REQUIREMENT: All the data below goes into the copy word for word, but the pictures don't.

AVAILABLE DATA:
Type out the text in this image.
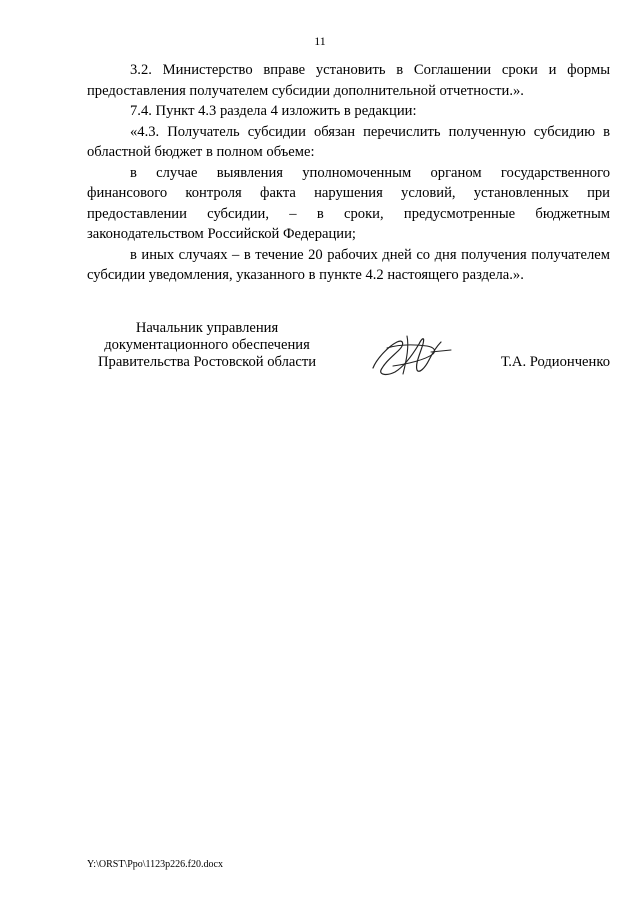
11

3.2. Министерство вправе установить в Соглашении сроки и формы предоставления получателем субсидии дополнительной отчетности.».

7.4. Пункт 4.3 раздела 4 изложить в редакции:

«4.3. Получатель субсидии обязан перечислить полученную субсидию в областной бюджет в полном объеме:

в случае выявления уполномоченным органом государственного финансового контроля факта нарушения условий, установленных при предоставлении субсидии, – в сроки, предусмотренные бюджетным законодательством Российской Федерации;

в иных случаях – в течение 20 рабочих дней со дня получения получателем субсидии уведомления, указанного в пункте 4.2 настоящего раздела.».

Начальник управления
документационного обеспечения
Правительства Ростовской области	Т.А. Родионченко
Y:\ORST\Ppo\1123p226.f20.docx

SOLVED EXERCISE:
Type out the text in this image.
11

3.2. Министерство вправе установить в Соглашении сроки и формы предоставления получателем субсидии дополнительной отчетности.».

7.4. Пункт 4.3 раздела 4 изложить в редакции:

«4.3. Получатель субсидии обязан перечислить полученную субсидию в областной бюджет в полном объеме:

в случае выявления уполномоченным органом государственного финансового контроля факта нарушения условий, установленных при предоставлении субсидии, – в сроки, предусмотренные бюджетным законодательством Российской Федерации;

в иных случаях – в течение 20 рабочих дней со дня получения получателем субсидии уведомления, указанного в пункте 4.2 настоящего раздела.».

Начальник управления
документационного обеспечения
Правительства Ростовской области	Т.А. Родионченко
Y:\ORST\Ppo\1123p226.f20.docx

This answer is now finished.